A block of data
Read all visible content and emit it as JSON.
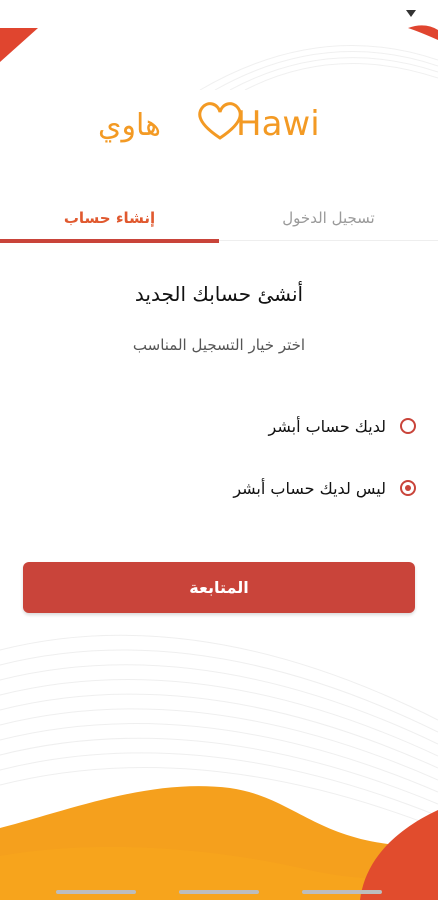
{
  "app": {
    "logo_text_ar": "هاوي",
    "logo_text_en": "Hawi"
  },
  "tabs": {
    "login_label": "تسجيل الدخول",
    "register_label": "إنشاء حساب",
    "active": "register"
  },
  "main": {
    "heading": "أنشئ حسابك الجديد",
    "subheading": "اختر خيار التسجيل المناسب",
    "options": [
      {
        "label": "لديك حساب أبشر",
        "selected": false
      },
      {
        "label": "ليس لديك حساب أبشر",
        "selected": true
      }
    ],
    "continue_label": "المتابعة"
  },
  "colors": {
    "brand_orange": "#f39a24",
    "accent_red": "#c9443a",
    "tab_active": "#e0592f"
  },
  "icons": {
    "status": "wifi-signal-icon",
    "logo": "heart-logo-icon"
  }
}
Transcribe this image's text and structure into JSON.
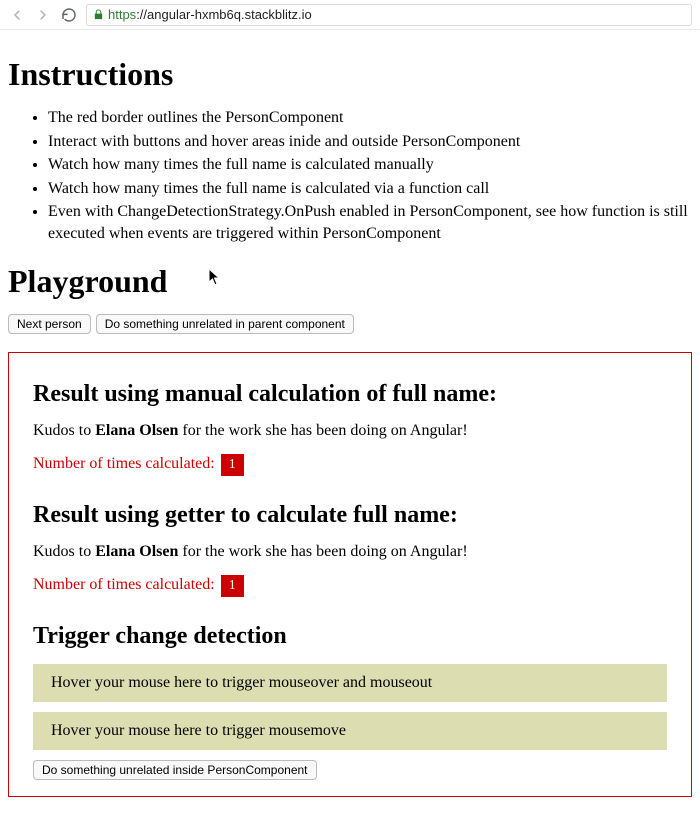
{
  "browser": {
    "url_scheme": "https",
    "url_rest": "://angular-hxmb6q.stackblitz.io"
  },
  "headings": {
    "instructions": "Instructions",
    "playground": "Playground"
  },
  "instructions": {
    "items": [
      "The red border outlines the PersonComponent",
      "Interact with buttons and hover areas inide and outside PersonComponent",
      "Watch how many times the full name is calculated manually",
      "Watch how many times the full name is calculated via a function call",
      "Even with ChangeDetectionStrategy.OnPush enabled in PersonComponent, see how function is still executed when events are triggered within PersonComponent"
    ]
  },
  "buttons": {
    "next_person": "Next person",
    "do_unrelated_parent": "Do something unrelated in parent component",
    "do_unrelated_inside": "Do something unrelated inside PersonComponent"
  },
  "section_manual": {
    "heading": "Result using manual calculation of full name:",
    "kudos_prefix": "Kudos to ",
    "person_name": "Elana Olsen",
    "kudos_suffix": " for the work she has been doing on Angular!",
    "count_label": "Number of times calculated: ",
    "count_value": "1"
  },
  "section_getter": {
    "heading": "Result using getter to calculate full name:",
    "kudos_prefix": "Kudos to ",
    "person_name": "Elana Olsen",
    "kudos_suffix": " for the work she has been doing on Angular!",
    "count_label": "Number of times calculated: ",
    "count_value": "1"
  },
  "section_trigger": {
    "heading": "Trigger change detection",
    "hover1": "Hover your mouse here to trigger mouseover and mouseout",
    "hover2": "Hover your mouse here to trigger mousemove"
  }
}
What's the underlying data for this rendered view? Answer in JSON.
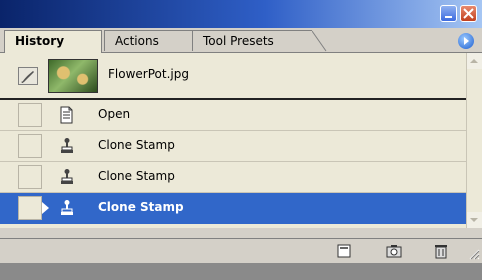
{
  "tabs": [
    {
      "label": "History"
    },
    {
      "label": "Actions"
    },
    {
      "label": "Tool Presets"
    }
  ],
  "snapshot": {
    "filename": "FlowerPot.jpg"
  },
  "history": [
    {
      "label": "Open",
      "icon": "open-document-icon"
    },
    {
      "label": "Clone Stamp",
      "icon": "clone-stamp-icon"
    },
    {
      "label": "Clone Stamp",
      "icon": "clone-stamp-icon"
    },
    {
      "label": "Clone Stamp",
      "icon": "clone-stamp-icon",
      "selected": true
    }
  ],
  "toolbar_icons": [
    "new-document-from-state-icon",
    "create-snapshot-icon",
    "delete-icon"
  ],
  "colors": {
    "title_bar": "#0a246a",
    "selection": "#3167c9",
    "panel_bg": "#ece9d8"
  }
}
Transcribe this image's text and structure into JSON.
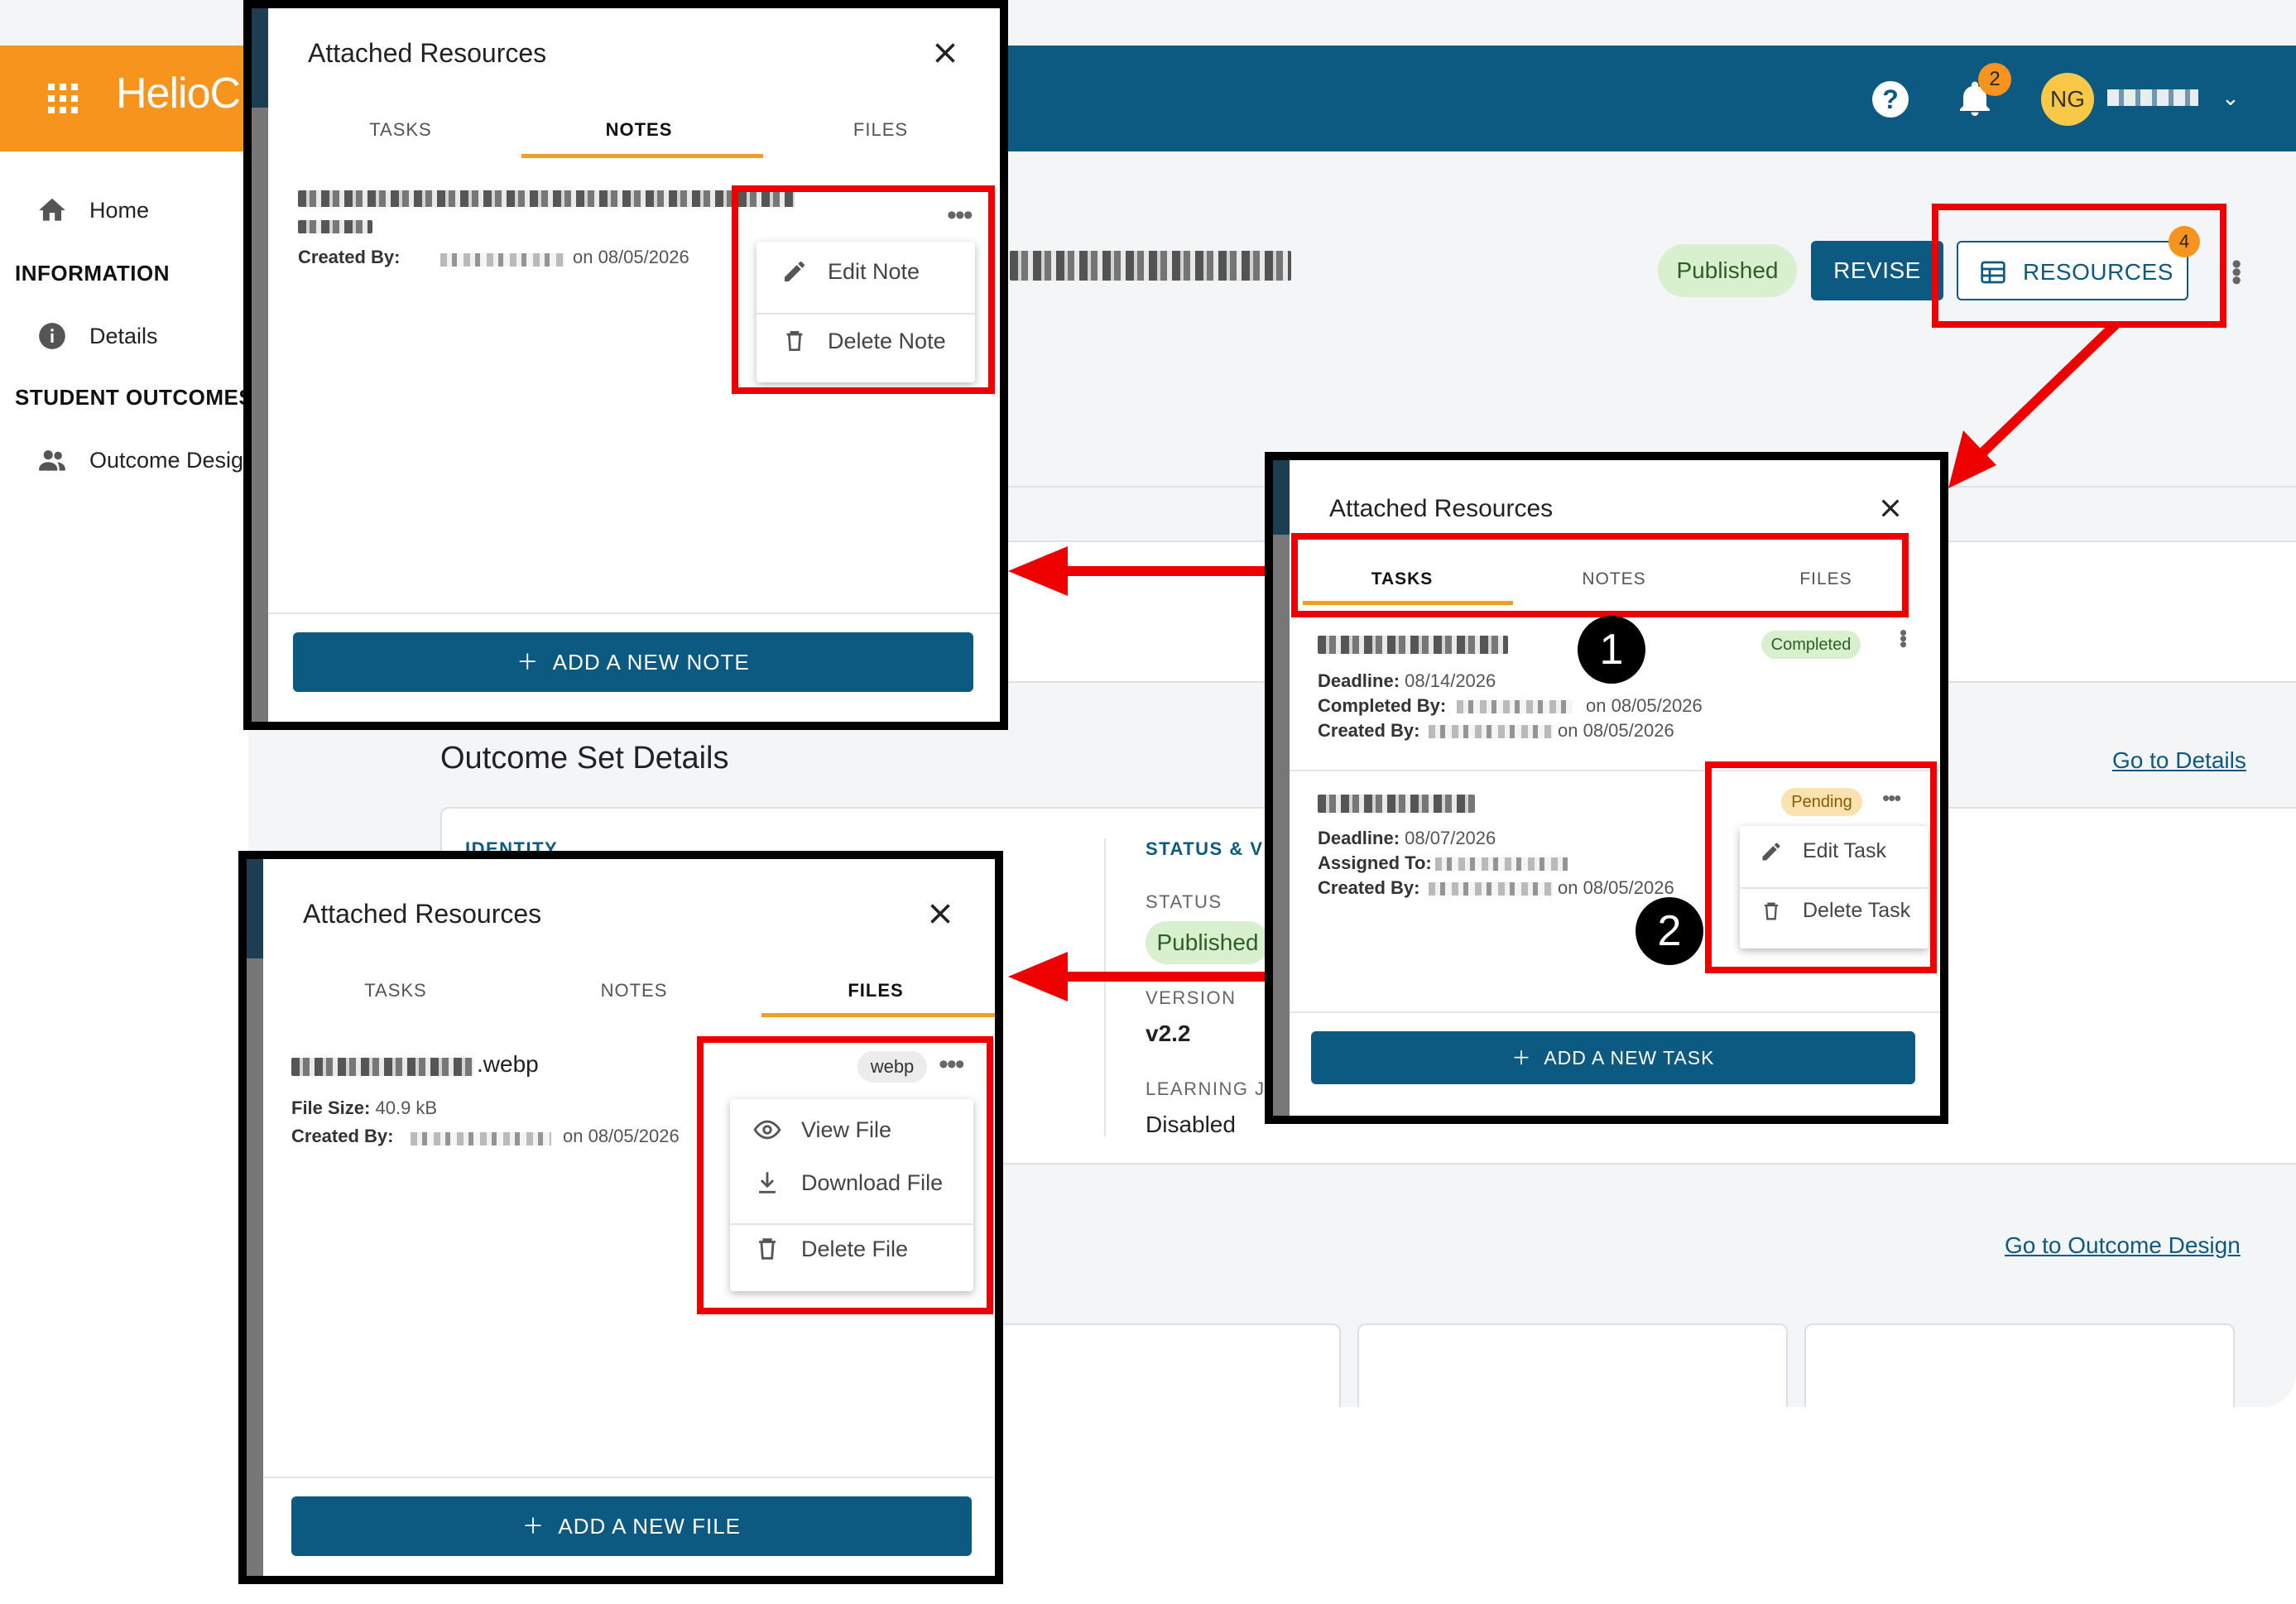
{
  "app": {
    "brand": "HelioC",
    "notifications_count": "2",
    "user_initials": "NG",
    "help_symbol": "?"
  },
  "sidebar": {
    "home": "Home",
    "section_information": "INFORMATION",
    "details": "Details",
    "section_student_outcomes": "STUDENT OUTCOMES",
    "outcome_design": "Outcome Design"
  },
  "header": {
    "status": "Published",
    "revise": "REVISE",
    "resources": "RESOURCES",
    "resources_count": "4"
  },
  "main": {
    "outcome_set_details": "Outcome Set Details",
    "go_to_details": "Go to Details",
    "identity": "IDENTITY",
    "status_section": "STATUS & V",
    "status_label": "STATUS",
    "status_value": "Published",
    "version_label": "VERSION",
    "version_value": "v2.2",
    "learning_label": "LEARNING JO",
    "learning_value": "Disabled",
    "go_to_outcome_design": "Go to Outcome Design"
  },
  "panel_common": {
    "title": "Attached Resources",
    "tab_tasks": "TASKS",
    "tab_notes": "NOTES",
    "tab_files": "FILES"
  },
  "notes_panel": {
    "created_by_label": "Created By:",
    "created_on": "on 08/05/2026",
    "menu_edit": "Edit Note",
    "menu_delete": "Delete Note",
    "add_button": "ADD A NEW NOTE"
  },
  "tasks_panel": {
    "task1": {
      "status": "Completed",
      "deadline_label": "Deadline:",
      "deadline": "08/14/2026",
      "completed_by_label": "Completed By:",
      "completed_on": "on 08/05/2026",
      "created_by_label": "Created By:",
      "created_on": "on 08/05/2026"
    },
    "task2": {
      "status": "Pending",
      "deadline_label": "Deadline:",
      "deadline": "08/07/2026",
      "assigned_to_label": "Assigned To:",
      "created_by_label": "Created By:",
      "created_on": "on 08/05/2026"
    },
    "menu_edit": "Edit Task",
    "menu_delete": "Delete Task",
    "add_button": "ADD A NEW TASK"
  },
  "files_panel": {
    "file_name_suffix": ".webp",
    "file_type": "webp",
    "file_size_label": "File Size:",
    "file_size": "40.9 kB",
    "created_by_label": "Created By:",
    "created_on": "on 08/05/2026",
    "menu_view": "View File",
    "menu_download": "Download File",
    "menu_delete": "Delete File",
    "add_button": "ADD A NEW FILE"
  },
  "annotations": {
    "step1": "1",
    "step2": "2"
  },
  "colors": {
    "brand_orange": "#f7941d",
    "brand_blue": "#0c5a82",
    "annotation_red": "#ee0000",
    "tab_indicator": "#f0a020"
  }
}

#### [The problem]
Leave out the pictures and give the listing above again exactly.

#### [Full answer]
Read all visible content and emit it as JSON.
{
  "app": {
    "logo_text_ar": "هاوي",
    "logo_text_en": "Hawi"
  },
  "tabs": {
    "login_label": "تسجيل الدخول",
    "register_label": "إنشاء حساب",
    "active": "register"
  },
  "main": {
    "heading": "أنشئ حسابك الجديد",
    "subheading": "اختر خيار التسجيل المناسب",
    "options": [
      {
        "label": "لديك حساب أبشر",
        "selected": false
      },
      {
        "label": "ليس لديك حساب أبشر",
        "selected": true
      }
    ],
    "continue_label": "المتابعة"
  },
  "colors": {
    "brand_orange": "#f39a24",
    "accent_red": "#c9443a",
    "tab_active": "#e0592f"
  },
  "icons": {
    "status": "wifi-signal-icon",
    "logo": "heart-logo-icon"
  }
}
Transcribe this image's text and structure into JSON.
{
  "browser": {
    "url_scheme": "https",
    "url_rest": "://angular-hxmb6q.stackblitz.io"
  },
  "headings": {
    "instructions": "Instructions",
    "playground": "Playground"
  },
  "instructions": {
    "items": [
      "The red border outlines the PersonComponent",
      "Interact with buttons and hover areas inide and outside PersonComponent",
      "Watch how many times the full name is calculated manually",
      "Watch how many times the full name is calculated via a function call",
      "Even with ChangeDetectionStrategy.OnPush enabled in PersonComponent, see how function is still executed when events are triggered within PersonComponent"
    ]
  },
  "buttons": {
    "next_person": "Next person",
    "do_unrelated_parent": "Do something unrelated in parent component",
    "do_unrelated_inside": "Do something unrelated inside PersonComponent"
  },
  "section_manual": {
    "heading": "Result using manual calculation of full name:",
    "kudos_prefix": "Kudos to ",
    "person_name": "Elana Olsen",
    "kudos_suffix": " for the work she has been doing on Angular!",
    "count_label": "Number of times calculated: ",
    "count_value": "1"
  },
  "section_getter": {
    "heading": "Result using getter to calculate full name:",
    "kudos_prefix": "Kudos to ",
    "person_name": "Elana Olsen",
    "kudos_suffix": " for the work she has been doing on Angular!",
    "count_label": "Number of times calculated: ",
    "count_value": "1"
  },
  "section_trigger": {
    "heading": "Trigger change detection",
    "hover1": "Hover your mouse here to trigger mouseover and mouseout",
    "hover2": "Hover your mouse here to trigger mousemove"
  }
}
What's the underlying data for this rendered view? Answer in JSON.
{
  "tabs": [
    {
      "label": "History"
    },
    {
      "label": "Actions"
    },
    {
      "label": "Tool Presets"
    }
  ],
  "snapshot": {
    "filename": "FlowerPot.jpg"
  },
  "history": [
    {
      "label": "Open",
      "icon": "open-document-icon"
    },
    {
      "label": "Clone Stamp",
      "icon": "clone-stamp-icon"
    },
    {
      "label": "Clone Stamp",
      "icon": "clone-stamp-icon"
    },
    {
      "label": "Clone Stamp",
      "icon": "clone-stamp-icon",
      "selected": true
    }
  ],
  "toolbar_icons": [
    "new-document-from-state-icon",
    "create-snapshot-icon",
    "delete-icon"
  ],
  "colors": {
    "title_bar": "#0a246a",
    "selection": "#3167c9",
    "panel_bg": "#ece9d8"
  }
}
Transcribe this image's text and structure into JSON.
{
  "app": {
    "brand": "HelioC",
    "notifications_count": "2",
    "user_initials": "NG",
    "help_symbol": "?"
  },
  "sidebar": {
    "home": "Home",
    "section_information": "INFORMATION",
    "details": "Details",
    "section_student_outcomes": "STUDENT OUTCOMES",
    "outcome_design": "Outcome Design"
  },
  "header": {
    "status": "Published",
    "revise": "REVISE",
    "resources": "RESOURCES",
    "resources_count": "4"
  },
  "main": {
    "outcome_set_details": "Outcome Set Details",
    "go_to_details": "Go to Details",
    "identity": "IDENTITY",
    "status_section": "STATUS & V",
    "status_label": "STATUS",
    "status_value": "Published",
    "version_label": "VERSION",
    "version_value": "v2.2",
    "learning_label": "LEARNING JO",
    "learning_value": "Disabled",
    "go_to_outcome_design": "Go to Outcome Design"
  },
  "panel_common": {
    "title": "Attached Resources",
    "tab_tasks": "TASKS",
    "tab_notes": "NOTES",
    "tab_files": "FILES"
  },
  "notes_panel": {
    "created_by_label": "Created By:",
    "created_on": "on 08/05/2026",
    "menu_edit": "Edit Note",
    "menu_delete": "Delete Note",
    "add_button": "ADD A NEW NOTE"
  },
  "tasks_panel": {
    "task1": {
      "status": "Completed",
      "deadline_label": "Deadline:",
      "deadline": "08/14/2026",
      "completed_by_label": "Completed By:",
      "completed_on": "on 08/05/2026",
      "created_by_label": "Created By:",
      "created_on": "on 08/05/2026"
    },
    "task2": {
      "status": "Pending",
      "deadline_label": "Deadline:",
      "deadline": "08/07/2026",
      "assigned_to_label": "Assigned To:",
      "created_by_label": "Created By:",
      "created_on": "on 08/05/2026"
    },
    "menu_edit": "Edit Task",
    "menu_delete": "Delete Task",
    "add_button": "ADD A NEW TASK"
  },
  "files_panel": {
    "file_name_suffix": ".webp",
    "file_type": "webp",
    "file_size_label": "File Size:",
    "file_size": "40.9 kB",
    "created_by_label": "Created By:",
    "created_on": "on 08/05/2026",
    "menu_view": "View File",
    "menu_download": "Download File",
    "menu_delete": "Delete File",
    "add_button": "ADD A NEW FILE"
  },
  "annotations": {
    "step1": "1",
    "step2": "2"
  },
  "colors": {
    "brand_orange": "#f7941d",
    "brand_blue": "#0c5a82",
    "annotation_red": "#ee0000",
    "tab_indicator": "#f0a020"
  }
}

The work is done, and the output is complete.